**Task:**
Please repeat all of the listing exactly.

(Some records)
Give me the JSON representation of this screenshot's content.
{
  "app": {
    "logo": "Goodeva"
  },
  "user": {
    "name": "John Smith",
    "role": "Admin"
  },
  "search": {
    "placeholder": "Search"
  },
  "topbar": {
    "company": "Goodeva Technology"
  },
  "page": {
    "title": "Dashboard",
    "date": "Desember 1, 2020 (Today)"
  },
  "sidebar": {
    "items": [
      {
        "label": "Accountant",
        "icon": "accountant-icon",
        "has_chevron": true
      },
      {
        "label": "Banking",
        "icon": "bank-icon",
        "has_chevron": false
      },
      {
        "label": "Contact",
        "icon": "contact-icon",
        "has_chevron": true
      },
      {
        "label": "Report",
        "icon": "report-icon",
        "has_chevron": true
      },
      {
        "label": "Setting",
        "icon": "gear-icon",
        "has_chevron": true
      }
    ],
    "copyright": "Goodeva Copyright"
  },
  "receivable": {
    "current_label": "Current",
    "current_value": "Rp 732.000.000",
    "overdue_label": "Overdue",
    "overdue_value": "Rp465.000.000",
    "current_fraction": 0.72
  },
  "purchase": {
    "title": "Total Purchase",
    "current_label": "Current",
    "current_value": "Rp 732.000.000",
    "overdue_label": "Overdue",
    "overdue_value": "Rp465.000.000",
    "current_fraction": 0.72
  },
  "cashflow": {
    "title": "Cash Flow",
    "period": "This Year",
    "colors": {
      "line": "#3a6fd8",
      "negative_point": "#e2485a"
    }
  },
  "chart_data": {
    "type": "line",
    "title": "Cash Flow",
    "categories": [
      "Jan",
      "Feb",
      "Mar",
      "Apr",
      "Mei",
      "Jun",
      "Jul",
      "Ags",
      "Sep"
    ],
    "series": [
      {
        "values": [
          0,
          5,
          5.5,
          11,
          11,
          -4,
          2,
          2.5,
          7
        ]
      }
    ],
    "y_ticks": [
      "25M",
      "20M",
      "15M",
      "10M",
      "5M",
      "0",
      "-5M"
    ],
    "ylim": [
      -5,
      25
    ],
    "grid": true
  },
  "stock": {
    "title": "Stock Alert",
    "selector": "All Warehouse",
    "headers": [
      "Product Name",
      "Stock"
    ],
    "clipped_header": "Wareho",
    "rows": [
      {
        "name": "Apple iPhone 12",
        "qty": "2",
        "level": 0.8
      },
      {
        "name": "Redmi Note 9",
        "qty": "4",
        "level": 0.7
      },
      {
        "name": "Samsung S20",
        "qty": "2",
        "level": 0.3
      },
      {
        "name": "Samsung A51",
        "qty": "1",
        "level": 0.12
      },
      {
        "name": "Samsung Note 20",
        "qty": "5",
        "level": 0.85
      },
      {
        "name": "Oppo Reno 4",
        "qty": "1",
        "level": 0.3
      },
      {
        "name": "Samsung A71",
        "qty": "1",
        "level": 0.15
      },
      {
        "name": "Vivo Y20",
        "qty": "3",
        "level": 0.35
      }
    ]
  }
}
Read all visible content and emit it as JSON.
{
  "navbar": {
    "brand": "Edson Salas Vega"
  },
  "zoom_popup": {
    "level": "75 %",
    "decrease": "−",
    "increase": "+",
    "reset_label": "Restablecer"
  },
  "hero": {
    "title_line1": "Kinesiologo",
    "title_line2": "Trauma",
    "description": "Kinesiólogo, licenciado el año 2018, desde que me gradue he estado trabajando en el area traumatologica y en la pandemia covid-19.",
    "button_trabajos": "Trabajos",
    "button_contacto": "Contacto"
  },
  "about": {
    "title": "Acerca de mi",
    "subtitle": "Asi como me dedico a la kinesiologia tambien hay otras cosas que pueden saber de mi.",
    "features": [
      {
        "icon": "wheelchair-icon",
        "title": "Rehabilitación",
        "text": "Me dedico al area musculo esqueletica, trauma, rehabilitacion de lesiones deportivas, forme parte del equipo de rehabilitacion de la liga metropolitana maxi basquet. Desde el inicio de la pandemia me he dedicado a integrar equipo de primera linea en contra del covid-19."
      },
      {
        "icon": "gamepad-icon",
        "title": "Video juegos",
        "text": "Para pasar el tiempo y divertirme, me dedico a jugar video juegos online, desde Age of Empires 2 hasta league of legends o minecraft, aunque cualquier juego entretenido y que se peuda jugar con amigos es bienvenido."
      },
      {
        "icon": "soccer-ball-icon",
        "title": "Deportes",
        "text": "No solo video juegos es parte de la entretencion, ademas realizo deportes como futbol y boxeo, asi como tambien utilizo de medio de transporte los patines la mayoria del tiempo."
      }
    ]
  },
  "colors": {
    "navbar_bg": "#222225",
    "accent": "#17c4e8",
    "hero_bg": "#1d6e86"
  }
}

**Expected output:**
Give me the JSON representation of this screenshot's content.
{
  "app": {
    "logo": "Goodeva"
  },
  "user": {
    "name": "John Smith",
    "role": "Admin"
  },
  "search": {
    "placeholder": "Search"
  },
  "topbar": {
    "company": "Goodeva Technology"
  },
  "page": {
    "title": "Dashboard",
    "date": "Desember 1, 2020 (Today)"
  },
  "sidebar": {
    "items": [
      {
        "label": "Accountant",
        "icon": "accountant-icon",
        "has_chevron": true
      },
      {
        "label": "Banking",
        "icon": "bank-icon",
        "has_chevron": false
      },
      {
        "label": "Contact",
        "icon": "contact-icon",
        "has_chevron": true
      },
      {
        "label": "Report",
        "icon": "report-icon",
        "has_chevron": true
      },
      {
        "label": "Setting",
        "icon": "gear-icon",
        "has_chevron": true
      }
    ],
    "copyright": "Goodeva Copyright"
  },
  "receivable": {
    "current_label": "Current",
    "current_value": "Rp 732.000.000",
    "overdue_label": "Overdue",
    "overdue_value": "Rp465.000.000",
    "current_fraction": 0.72
  },
  "purchase": {
    "title": "Total Purchase",
    "current_label": "Current",
    "current_value": "Rp 732.000.000",
    "overdue_label": "Overdue",
    "overdue_value": "Rp465.000.000",
    "current_fraction": 0.72
  },
  "cashflow": {
    "title": "Cash Flow",
    "period": "This Year",
    "colors": {
      "line": "#3a6fd8",
      "negative_point": "#e2485a"
    }
  },
  "chart_data": {
    "type": "line",
    "title": "Cash Flow",
    "categories": [
      "Jan",
      "Feb",
      "Mar",
      "Apr",
      "Mei",
      "Jun",
      "Jul",
      "Ags",
      "Sep"
    ],
    "series": [
      {
        "values": [
          0,
          5,
          5.5,
          11,
          11,
          -4,
          2,
          2.5,
          7
        ]
      }
    ],
    "y_ticks": [
      "25M",
      "20M",
      "15M",
      "10M",
      "5M",
      "0",
      "-5M"
    ],
    "ylim": [
      -5,
      25
    ],
    "grid": true
  },
  "stock": {
    "title": "Stock Alert",
    "selector": "All Warehouse",
    "headers": [
      "Product Name",
      "Stock"
    ],
    "clipped_header": "Wareho",
    "rows": [
      {
        "name": "Apple iPhone 12",
        "qty": "2",
        "level": 0.8
      },
      {
        "name": "Redmi Note 9",
        "qty": "4",
        "level": 0.7
      },
      {
        "name": "Samsung S20",
        "qty": "2",
        "level": 0.3
      },
      {
        "name": "Samsung A51",
        "qty": "1",
        "level": 0.12
      },
      {
        "name": "Samsung Note 20",
        "qty": "5",
        "level": 0.85
      },
      {
        "name": "Oppo Reno 4",
        "qty": "1",
        "level": 0.3
      },
      {
        "name": "Samsung A71",
        "qty": "1",
        "level": 0.15
      },
      {
        "name": "Vivo Y20",
        "qty": "3",
        "level": 0.35
      }
    ]
  }
}
Read all visible content and emit it as JSON.
{
  "navbar": {
    "brand": "Edson Salas Vega"
  },
  "zoom_popup": {
    "level": "75 %",
    "decrease": "−",
    "increase": "+",
    "reset_label": "Restablecer"
  },
  "hero": {
    "title_line1": "Kinesiologo",
    "title_line2": "Trauma",
    "description": "Kinesiólogo, licenciado el año 2018, desde que me gradue he estado trabajando en el area traumatologica y en la pandemia covid-19.",
    "button_trabajos": "Trabajos",
    "button_contacto": "Contacto"
  },
  "about": {
    "title": "Acerca de mi",
    "subtitle": "Asi como me dedico a la kinesiologia tambien hay otras cosas que pueden saber de mi.",
    "features": [
      {
        "icon": "wheelchair-icon",
        "title": "Rehabilitación",
        "text": "Me dedico al area musculo esqueletica, trauma, rehabilitacion de lesiones deportivas, forme parte del equipo de rehabilitacion de la liga metropolitana maxi basquet. Desde el inicio de la pandemia me he dedicado a integrar equipo de primera linea en contra del covid-19."
      },
      {
        "icon": "gamepad-icon",
        "title": "Video juegos",
        "text": "Para pasar el tiempo y divertirme, me dedico a jugar video juegos online, desde Age of Empires 2 hasta league of legends o minecraft, aunque cualquier juego entretenido y que se peuda jugar con amigos es bienvenido."
      },
      {
        "icon": "soccer-ball-icon",
        "title": "Deportes",
        "text": "No solo video juegos es parte de la entretencion, ademas realizo deportes como futbol y boxeo, asi como tambien utilizo de medio de transporte los patines la mayoria del tiempo."
      }
    ]
  },
  "colors": {
    "navbar_bg": "#222225",
    "accent": "#17c4e8",
    "hero_bg": "#1d6e86"
  }
}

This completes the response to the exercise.